# Aim
Lines that contain the string "والمعرفة" are to be copied; leave out all others.

Records
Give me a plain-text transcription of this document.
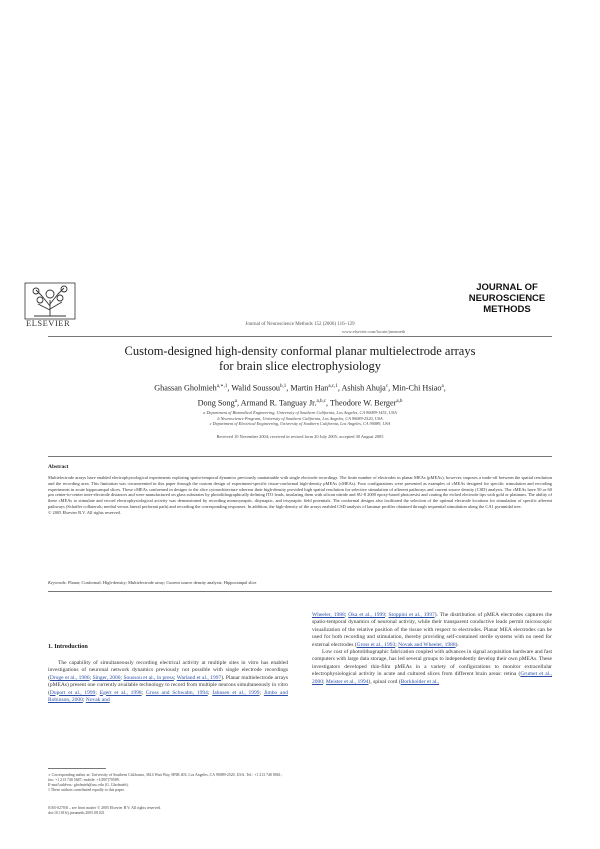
ELSEVIER	Journal of Neuroscience Methods 152 (2006) 116–129
JOURNAL OF
NEUROSCIENCE
METHODS
www.elsevier.com/locate/jneumeth
Custom-designed high-density conformal planar multielectrode arrays
for brain slice electrophysiology
Ghassan Gholmieh$^{a,∗,1}$, Walid Soussou$^{b,1}$, Martin Han$^{a,c,1}$, Ashish Ahuja$^c$, Min-Chi Hsiao$^a$,
Dong Song$^a$, Armand R. Tanguay Jr.$^{a,b,c}$, Theodore W. Berger$^{a,b}$
a Department of Biomedical Engineering, University of Southern California, Los Angeles, CA 90089-1451, USA
b Neuroscience Program, University of Southern California, Los Angeles, CA 90089-2520, USA
c Department of Electrical Engineering, University of Southern California, Los Angeles, CA 90089, USA
Received 10 November 2004; received in revised form 20 July 2005; accepted 30 August 2005
Abstract
Multielectrode arrays have enabled electrophysiological experiments exploring spatio-temporal dynamics previously unattainable with single electrode recordings. The finite number of electrodes in planar MEAs (pMEAs), however, imposes a trade-off between the spatial resolution and the recording area. This limitation was circumvented in this paper through the custom design of experiment-specific tissue-conformal high-density pMEAs (cMEAs). Four configurations were presented as examples of cMEAs designed for specific stimulation and recording experiments in acute hippocampal slices. These cMEAs conformed in designs to the slice cytoarchitecture whereas their high-density provided high spatial resolution for selective stimulation of afferent pathways and current source density (CSD) analysis. The cMEAs have 50 or 60 μm center-to-center inter-electrode distances and were manufactured on glass substrates by photolithographically defining ITO leads, insulating them with silicon nitride and SU-8 2000 epoxy-based photoresist and coating the etched electrode tips with gold or platinum. The ability of these cMEAs to stimulate and record electrophysiological activity was demonstrated by recording monosynaptic, disynaptic, and trisynaptic field potentials. The conformal designs also facilitated the selection of the optimal electrode locations for stimulation of specific afferent pathways (Schaffer collaterals; medial versus lateral perforant path) and recording the corresponding responses. In addition, the high-density of the arrays enabled CSD analysis of laminar profiles obtained through sequential stimulation along the CA1 pyramidal tree.
© 2005 Elsevier B.V. All rights reserved.
Keywords: Planar; Conformal; High-density; Multielectrode array; Current source density analysis; Hippocampal slice
1. Introduction

The capability of simultaneously recording electrical activity at multiple sites in vitro has enabled investigations of neuronal network dynamics previously not possible with single electrode recordings (Droge et al., 1986; Singer, 2000; Soussou et al., in press; Warland et al., 1997). Planar multielectrode arrays (pMEAs) present one currently available technology to record from multiple neurons simultaneously in vitro (Duport et al., 1999; Egert et al., 1998; Gross and Schwalm, 1994; Jahnsen et al., 1999; Jimbo and Robinson, 2000; Novak and

∗ Corresponding author at: University of Southern California, 3614 Watt Way, HNB 403, Los Angeles, CA 90089-2520, USA. Tel.: +1 213 740 8061; fax: +1 213 740 5687; mobile: +1(807)70589.
E-mail address: gholmieh@usc.edu (G. Gholmieh).
1 These authors contributed equally to this paper.
0165-0270/$ – see front matter © 2005 Elsevier B.V. All rights reserved.
doi:10.1016/j.jneumeth.2005.08.021

Wheeler, 1988; Oka et al., 1999; Stoppini et al., 1997). The distribution of pMEA electrodes captures the spatio-temporal dynamics of neuronal activity, while their transparent conductive leads permit microscopic visualization of the relative position of the tissue with respect to electrodes. Planar MEA electrodes can be used for both recording and stimulation, thereby providing self-contained sterile systems with no need for external electrodes (Gross et al., 1993; Novak and Wheeler, 1988).

Low cost of photolithographic fabrication coupled with advances in signal acquisition hardware and fast computers with large data storage, has led several groups to independently develop their own pMEAs. These investigators developed thin-film pMEAs in a variety of configurations to monitor extracellular electrophysiological activity in acute and cultured slices from different brain areas: retina (Grumet et al., 2000; Meister et al., 1994), spinal cord (Borkholder et al.,
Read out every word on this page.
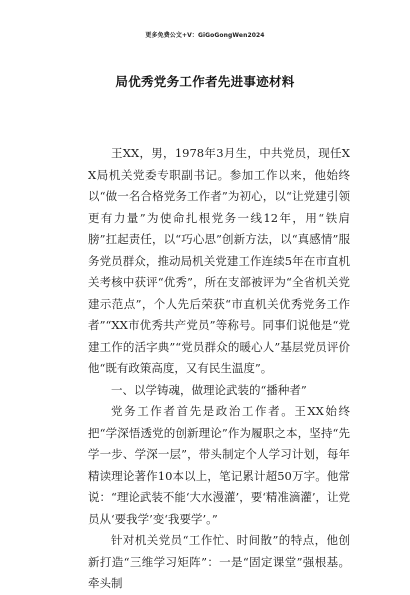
更多免费公文+V：GiGoGongWen2024
局优秀党务工作者先进事迹材料

王XX，男，1978年3月生，中共党员，现任XX局机关党委专职副书记。参加工作以来，他始终以“做一名合格党务工作者”为初心，以“让党建引领更有力量”为使命扎根党务一线12年，用“铁肩膀”扛起责任，以“巧心思”创新方法，以“真感情”服务党员群众，推动局机关党建工作连续5年在市直机关考核中获评“优秀”，所在支部被评为“全省机关党建示范点”，个人先后荣获“市直机关优秀党务工作者”“XX市优秀共产党员”等称号。同事们说他是“党建工作的活字典”“党员群众的暖心人”基层党员评价他“既有政策高度，又有民生温度”。

一、以学铸魂，做理论武装的“播种者”

党务工作者首先是政治工作者。王XX始终把“学深悟透党的创新理论”作为履职之本，坚持“先学一步、学深一层”，带头制定个人学习计划，每年精读理论著作10本以上，笔记累计超50万字。他常说：“理论武装不能‘大水漫灌’，要‘精准滴灌’，让党员从‘要我学’变‘我要学’。”

针对机关党员“工作忙、时间散”的特点，他创新打造“三维学习矩阵”：一是“固定课堂”强根基。牵头制
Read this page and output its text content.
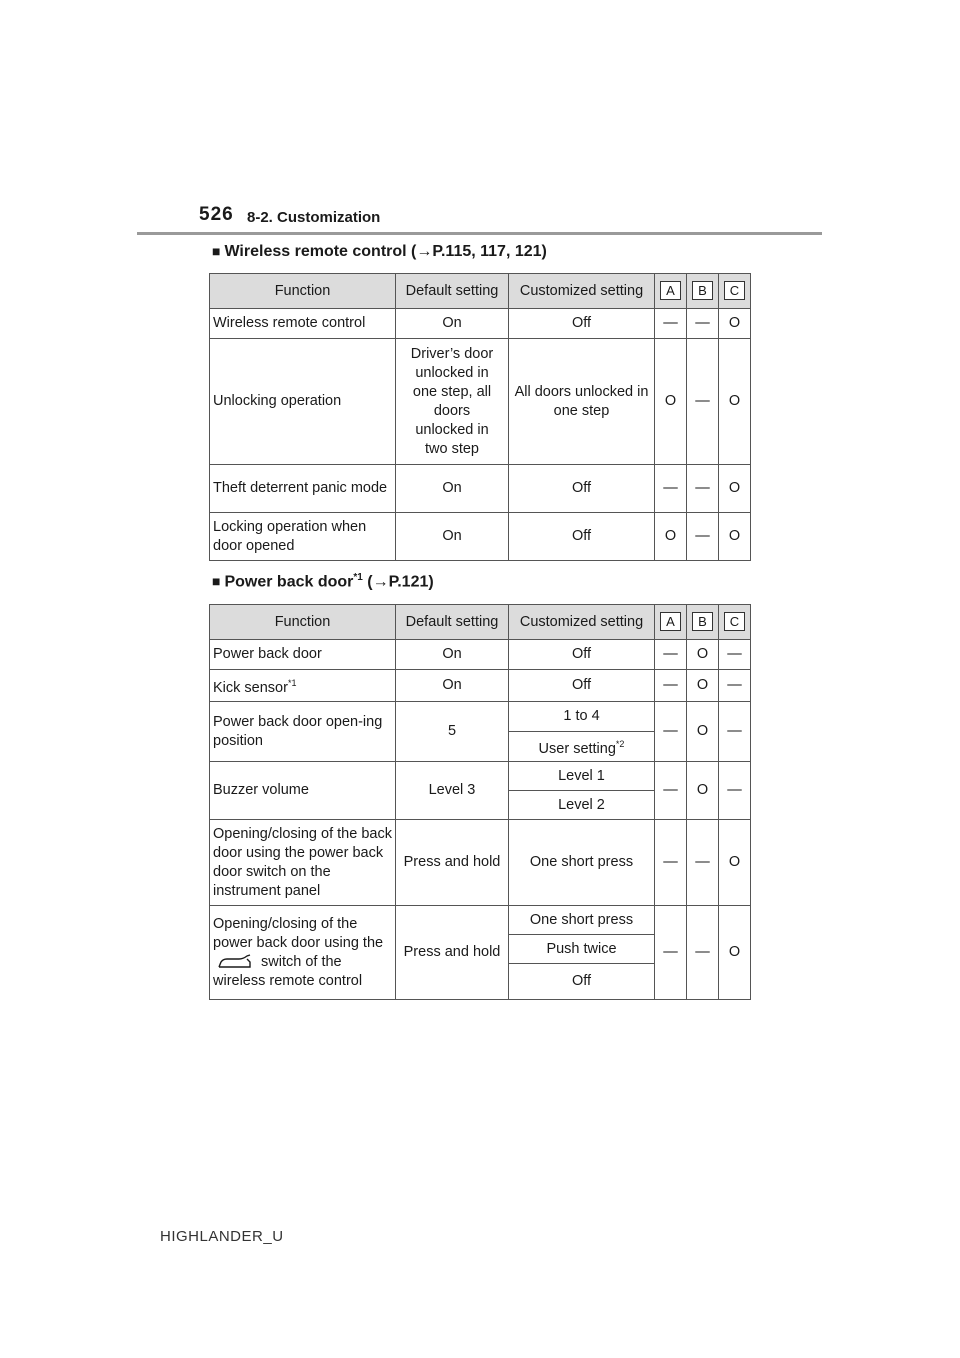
526 8-2. Customization
■ Wireless remote control (→P.115, 117, 121)
Function	Default setting	Customized setting	A	B	C
Wireless remote control	On	Off	—	—	O
Unlocking operation	Driver’s door unlocked in one step, all doors unlocked in two step	All doors unlocked in one step	O	—	O
Theft deterrent panic mode	On	Off	—	—	O
Locking operation when door opened	On	Off	O	—	O
■ Power back door$^{*1}$ (→P.121)
Function	Default setting	Customized setting	A	B	C
Power back door	On	Off	—	O	—
Kick sensor$^{*1}$	On	Off	—	O	—
Power back door open-ing position	5	1 to 4	—	O	—
		User setting$^{*2}$
Buzzer volume	Level 3	Level 1	—	O	—
		Level 2			
Opening/closing of the back door using the power back door switch on the instrument panel	Press and hold	One short press	—	—	O
Opening/closing of the power back door using the  switch of the wireless remote control	Press and hold	One short press	—	—	O
		Push twice			
		Off			
HIGHLANDER_U
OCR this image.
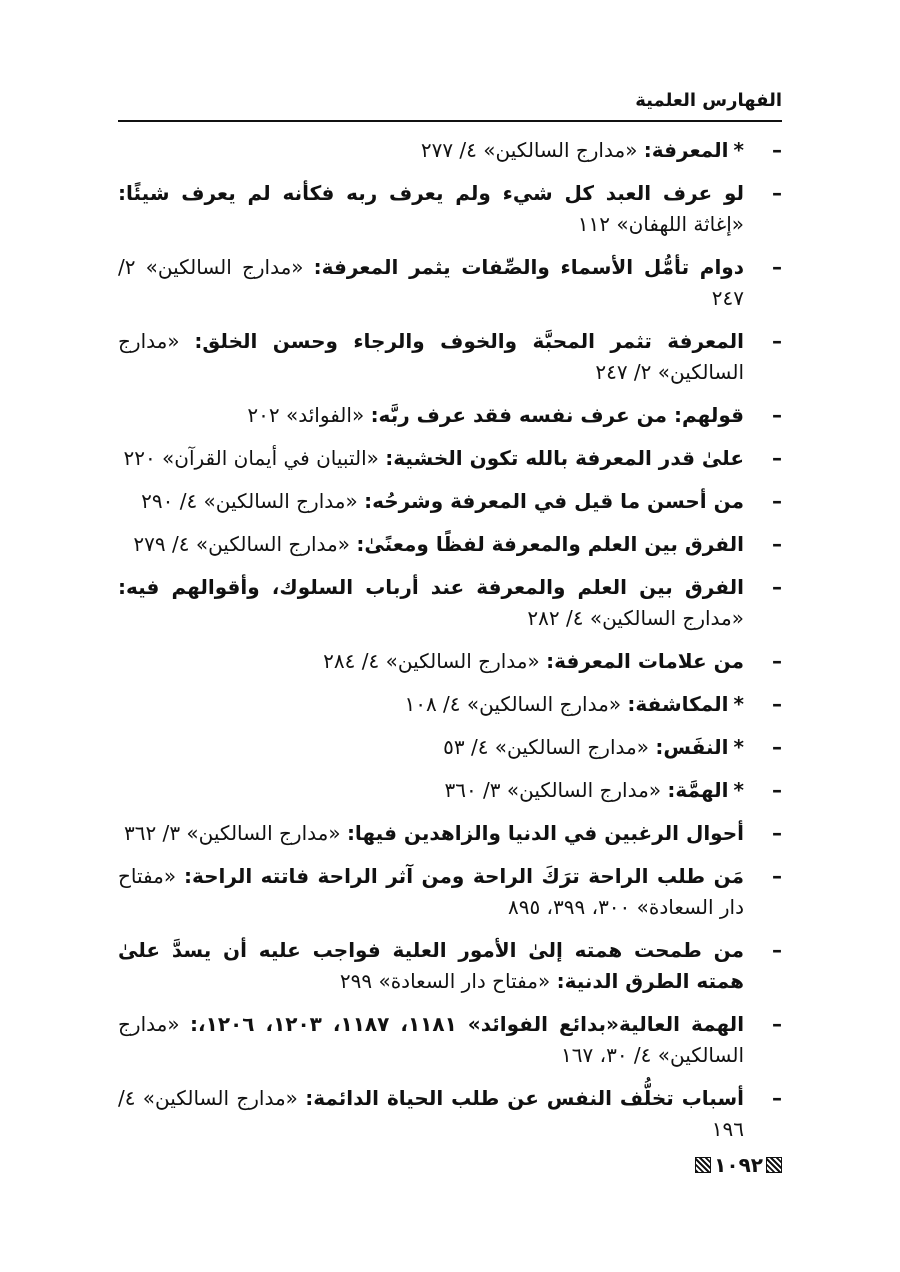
الفهارس العلمية
–
*المعرفة: «مدارج السالكين» ٤/ ٢٧٧
–
لو عرف العبد كل شيء ولم يعرف ربه فكأنه لم يعرف شيئًا: «إغاثة اللهفان» ١١٢
–
دوام تأمُّل الأسماء والصِّفات يثمر المعرفة: «مدارج السالكين» ٢/ ٢٤٧
–
المعرفة تثمر المحبَّة والخوف والرجاء وحسن الخلق: «مدارج السالكين» ٢/ ٢٤٧
–
قولهم: من عرف نفسه فقد عرف ربَّه: «الفوائد» ٢٠٢
–
علىٰ قدر المعرفة بالله تكون الخشية: «التبيان في أيمان القرآن» ٢٢٠
–
من أحسن ما قيل في المعرفة وشرحُه: «مدارج السالكين» ٤/ ٢٩٠
–
الفرق بين العلم والمعرفة لفظًا ومعنًىٰ: «مدارج السالكين» ٤/ ٢٧٩
–
الفرق بين العلم والمعرفة عند أرباب السلوك، وأقوالهم فيه: «مدارج السالكين» ٤/ ٢٨٢
–
من علامات المعرفة: «مدارج السالكين» ٤/ ٢٨٤
–
*المكاشفة: «مدارج السالكين» ٤/ ١٠٨
–
*النفَس: «مدارج السالكين» ٤/ ٥٣
–
*الهمَّة: «مدارج السالكين» ٣/ ٣٦٠
–
أحوال الرغبين في الدنيا والزاهدين فيها: «مدارج السالكين» ٣/ ٣٦٢
–
مَن طلب الراحة ترَكَ الراحة ومن آثر الراحة فاتته الراحة: «مفتاح دار السعادة» ٣٠٠، ٣٩٩، ٨٩٥
–
من طمحت همته إلىٰ الأمور العلية فواجب عليه أن يسدَّ علىٰ همته الطرق الدنية: «مفتاح دار السعادة» ٢٩٩
–
الهمة العالية«بدائع الفوائد» ١١٨١، ١١٨٧، ١٢٠٣، ١٢٠٦،: «مدارج السالكين» ٤/ ٣٠، ١٦٧
–
أسباب تخلُّف النفس عن طلب الحياة الدائمة: «مدارج السالكين» ٤/ ١٩٦
١٠٩٢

# The answer
الفرق بين العلم والمعرفة لفظًا ومعنًىٰ: «مدارج السالكين» ٤/ ٢٧٩
الفرق بين العلم والمعرفة عند أرباب السلوك، وأقوالهم فيه: «مدارج السالكين» ٤/ ٢٨٢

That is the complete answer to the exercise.